* START *
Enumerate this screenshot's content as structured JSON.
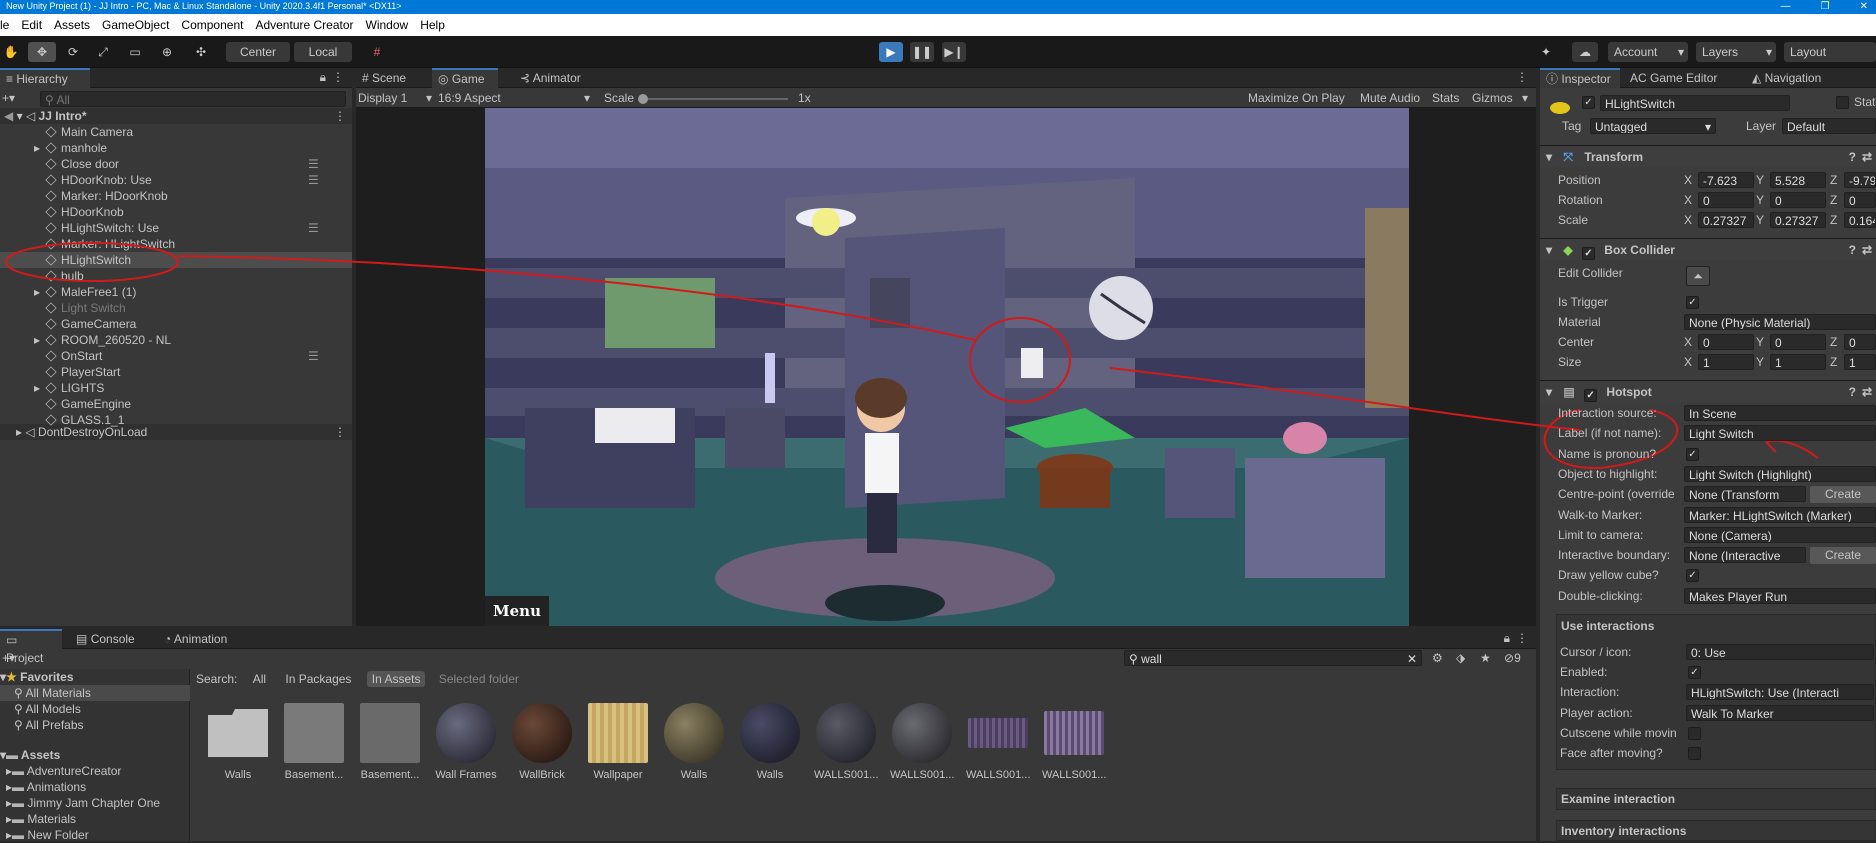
{
  "window": {
    "title": "New Unity Project (1) - JJ Intro - PC, Mac & Linux Standalone - Unity 2020.3.4f1 Personal* <DX11>",
    "minimize": "—",
    "maximize": "❐",
    "close": "✕"
  },
  "menu": [
    "le",
    "Edit",
    "Assets",
    "GameObject",
    "Component",
    "Adventure Creator",
    "Window",
    "Help"
  ],
  "toolbar": {
    "pivot": "Center",
    "space": "Local",
    "account": "Account",
    "layers": "Layers",
    "layout": "Layout"
  },
  "hierarchy": {
    "tab": "Hierarchy",
    "search_placeholder": "All",
    "scene": "JJ Intro*",
    "items": [
      "Main Camera",
      "manhole",
      "Close door",
      "HDoorKnob: Use",
      "Marker: HDoorKnob",
      "HDoorKnob",
      "HLightSwitch: Use",
      "Marker: HLightSwitch",
      "HLightSwitch",
      "bulb",
      "MaleFree1 (1)",
      "Light Switch",
      "GameCamera",
      "ROOM_260520 - NL",
      "OnStart",
      "PlayerStart",
      "LIGHTS",
      "GameEngine",
      "GLASS.1_1"
    ],
    "ddol": "DontDestroyOnLoad"
  },
  "game": {
    "tabs": [
      "Scene",
      "Game",
      "Animator"
    ],
    "display": "Display 1",
    "aspect": "16:9 Aspect",
    "scale_label": "Scale",
    "scale_value": "1x",
    "maximize": "Maximize On Play",
    "mute": "Mute Audio",
    "stats": "Stats",
    "gizmos": "Gizmos",
    "menu_button": "Menu"
  },
  "inspector": {
    "tabs": [
      "Inspector",
      "AC Game Editor",
      "Navigation"
    ],
    "object_name": "HLightSwitch",
    "static": "Stat",
    "tag_label": "Tag",
    "tag": "Untagged",
    "layer_label": "Layer",
    "layer": "Default",
    "transform": {
      "title": "Transform",
      "position": "Position",
      "rotation": "Rotation",
      "scale": "Scale",
      "px": "-7.623",
      "py": "5.528",
      "pz": "-9.79",
      "rx": "0",
      "ry": "0",
      "rz": "0",
      "sx": "0.27327",
      "sy": "0.27327",
      "sz": "0.164"
    },
    "collider": {
      "title": "Box Collider",
      "edit": "Edit Collider",
      "trigger": "Is Trigger",
      "material": "Material",
      "material_value": "None (Physic Material)",
      "center": "Center",
      "size": "Size",
      "cx": "0",
      "cy": "0",
      "cz": "0",
      "szx": "1",
      "szy": "1",
      "szz": "1"
    },
    "hotspot": {
      "title": "Hotspot",
      "rows": [
        [
          "Interaction source:",
          "In Scene"
        ],
        [
          "Label (if not name):",
          "Light Switch"
        ],
        [
          "Name is pronoun?",
          ""
        ],
        [
          "Object to highlight:",
          "Light Switch (Highlight)"
        ],
        [
          "Centre-point (override",
          "None (Transform"
        ],
        [
          "Walk-to Marker:",
          "Marker: HLightSwitch (Marker)"
        ],
        [
          "Limit to camera:",
          "None (Camera)"
        ],
        [
          "Interactive boundary:",
          "None (Interactive"
        ],
        [
          "Draw yellow cube?",
          ""
        ],
        [
          "Double-clicking:",
          "Makes Player Run"
        ]
      ],
      "create": "Create",
      "use_title": "Use interactions",
      "use_rows": [
        [
          "Cursor / icon:",
          "0: Use"
        ],
        [
          "Enabled:",
          ""
        ],
        [
          "Interaction:",
          "HLightSwitch: Use (Interacti"
        ],
        [
          "Player action:",
          "Walk To Marker"
        ],
        [
          "Cutscene while movin",
          ""
        ],
        [
          "Face after moving?",
          ""
        ]
      ],
      "examine": "Examine interaction",
      "inventory": "Inventory interactions"
    }
  },
  "project": {
    "tabs": [
      "Project",
      "Console",
      "Animation"
    ],
    "search": "wall",
    "hidden_count": "9",
    "favorites": "Favorites",
    "fav_items": [
      "All Materials",
      "All Models",
      "All Prefabs"
    ],
    "assets": "Assets",
    "folders": [
      "AdventureCreator",
      "Animations",
      "Jimmy Jam Chapter One",
      "Materials",
      "New Folder"
    ],
    "search_label": "Search:",
    "filters": [
      "All",
      "In Packages",
      "In Assets",
      "Selected folder"
    ],
    "items": [
      "Walls",
      "Basement...",
      "Basement...",
      "Wall Frames",
      "WallBrick",
      "Wallpaper",
      "Walls",
      "Walls",
      "WALLS001...",
      "WALLS001...",
      "WALLS001...",
      "WALLS001..."
    ]
  },
  "colors": {
    "accent": "#3a79bb",
    "annotation": "#d11a1a",
    "selected": "#2c5d87"
  }
}
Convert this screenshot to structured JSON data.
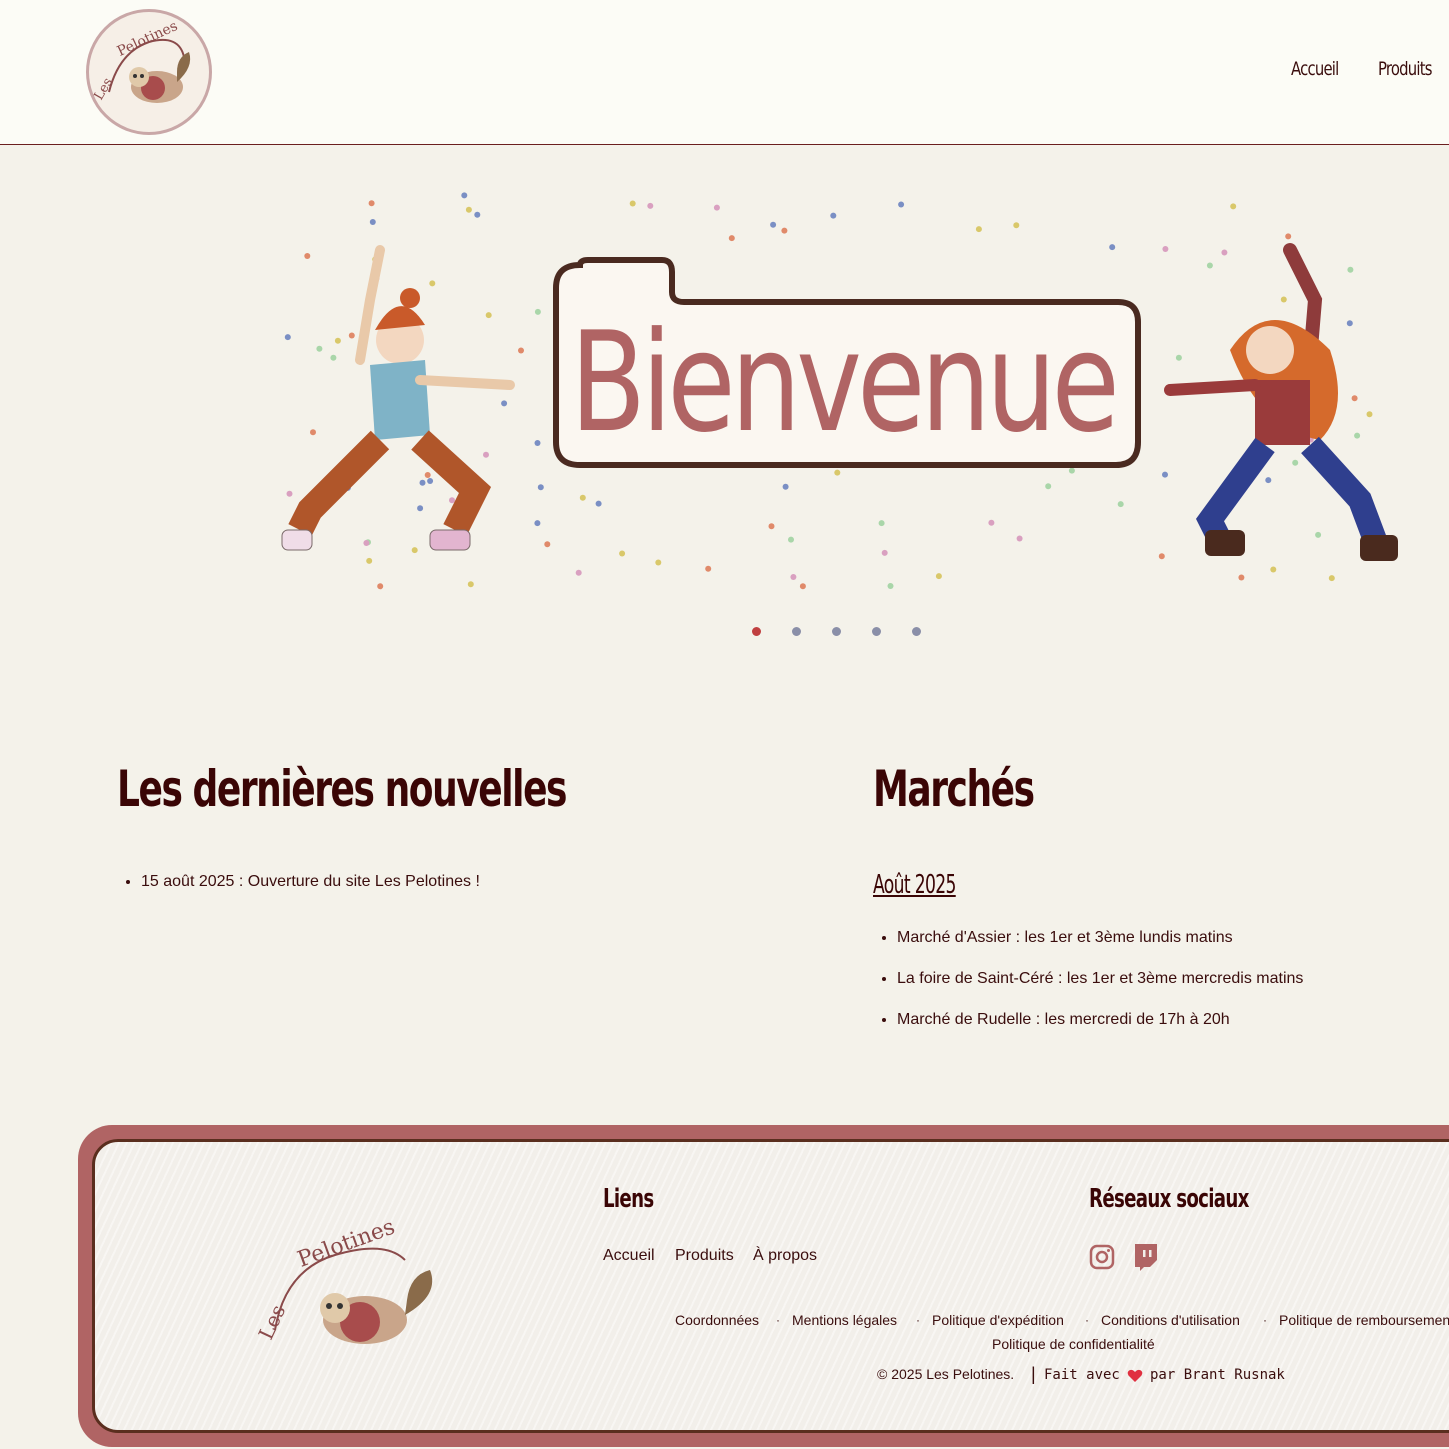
* END *
== GIVEN REQUEST ==
Output an exact copy of the material, with the pictures removed.

== TASK OUTPUT ==
Enumerate this screenshot's content as structured JSON.
{
  "window": {
    "title": "New Unity Project (1) - JJ Intro - PC, Mac & Linux Standalone - Unity 2020.3.4f1 Personal* <DX11>",
    "minimize": "—",
    "maximize": "❐",
    "close": "✕"
  },
  "menu": [
    "le",
    "Edit",
    "Assets",
    "GameObject",
    "Component",
    "Adventure Creator",
    "Window",
    "Help"
  ],
  "toolbar": {
    "pivot": "Center",
    "space": "Local",
    "account": "Account",
    "layers": "Layers",
    "layout": "Layout"
  },
  "hierarchy": {
    "tab": "Hierarchy",
    "search_placeholder": "All",
    "scene": "JJ Intro*",
    "items": [
      "Main Camera",
      "manhole",
      "Close door",
      "HDoorKnob: Use",
      "Marker: HDoorKnob",
      "HDoorKnob",
      "HLightSwitch: Use",
      "Marker: HLightSwitch",
      "HLightSwitch",
      "bulb",
      "MaleFree1 (1)",
      "Light Switch",
      "GameCamera",
      "ROOM_260520 - NL",
      "OnStart",
      "PlayerStart",
      "LIGHTS",
      "GameEngine",
      "GLASS.1_1"
    ],
    "ddol": "DontDestroyOnLoad"
  },
  "game": {
    "tabs": [
      "Scene",
      "Game",
      "Animator"
    ],
    "display": "Display 1",
    "aspect": "16:9 Aspect",
    "scale_label": "Scale",
    "scale_value": "1x",
    "maximize": "Maximize On Play",
    "mute": "Mute Audio",
    "stats": "Stats",
    "gizmos": "Gizmos",
    "menu_button": "Menu"
  },
  "inspector": {
    "tabs": [
      "Inspector",
      "AC Game Editor",
      "Navigation"
    ],
    "object_name": "HLightSwitch",
    "static": "Stat",
    "tag_label": "Tag",
    "tag": "Untagged",
    "layer_label": "Layer",
    "layer": "Default",
    "transform": {
      "title": "Transform",
      "position": "Position",
      "rotation": "Rotation",
      "scale": "Scale",
      "px": "-7.623",
      "py": "5.528",
      "pz": "-9.79",
      "rx": "0",
      "ry": "0",
      "rz": "0",
      "sx": "0.27327",
      "sy": "0.27327",
      "sz": "0.164"
    },
    "collider": {
      "title": "Box Collider",
      "edit": "Edit Collider",
      "trigger": "Is Trigger",
      "material": "Material",
      "material_value": "None (Physic Material)",
      "center": "Center",
      "size": "Size",
      "cx": "0",
      "cy": "0",
      "cz": "0",
      "szx": "1",
      "szy": "1",
      "szz": "1"
    },
    "hotspot": {
      "title": "Hotspot",
      "rows": [
        [
          "Interaction source:",
          "In Scene"
        ],
        [
          "Label (if not name):",
          "Light Switch"
        ],
        [
          "Name is pronoun?",
          ""
        ],
        [
          "Object to highlight:",
          "Light Switch (Highlight)"
        ],
        [
          "Centre-point (override",
          "None (Transform"
        ],
        [
          "Walk-to Marker:",
          "Marker: HLightSwitch (Marker)"
        ],
        [
          "Limit to camera:",
          "None (Camera)"
        ],
        [
          "Interactive boundary:",
          "None (Interactive"
        ],
        [
          "Draw yellow cube?",
          ""
        ],
        [
          "Double-clicking:",
          "Makes Player Run"
        ]
      ],
      "create": "Create",
      "use_title": "Use interactions",
      "use_rows": [
        [
          "Cursor / icon:",
          "0: Use"
        ],
        [
          "Enabled:",
          ""
        ],
        [
          "Interaction:",
          "HLightSwitch: Use (Interacti"
        ],
        [
          "Player action:",
          "Walk To Marker"
        ],
        [
          "Cutscene while movin",
          ""
        ],
        [
          "Face after moving?",
          ""
        ]
      ],
      "examine": "Examine interaction",
      "inventory": "Inventory interactions"
    }
  },
  "project": {
    "tabs": [
      "Project",
      "Console",
      "Animation"
    ],
    "search": "wall",
    "hidden_count": "9",
    "favorites": "Favorites",
    "fav_items": [
      "All Materials",
      "All Models",
      "All Prefabs"
    ],
    "assets": "Assets",
    "folders": [
      "AdventureCreator",
      "Animations",
      "Jimmy Jam Chapter One",
      "Materials",
      "New Folder"
    ],
    "search_label": "Search:",
    "filters": [
      "All",
      "In Packages",
      "In Assets",
      "Selected folder"
    ],
    "items": [
      "Walls",
      "Basement...",
      "Basement...",
      "Wall Frames",
      "WallBrick",
      "Wallpaper",
      "Walls",
      "Walls",
      "WALLS001...",
      "WALLS001...",
      "WALLS001...",
      "WALLS001..."
    ]
  },
  "colors": {
    "accent": "#3a79bb",
    "annotation": "#d11a1a",
    "selected": "#2c5d87"
  }
}
Convert this screenshot to structured JSON data.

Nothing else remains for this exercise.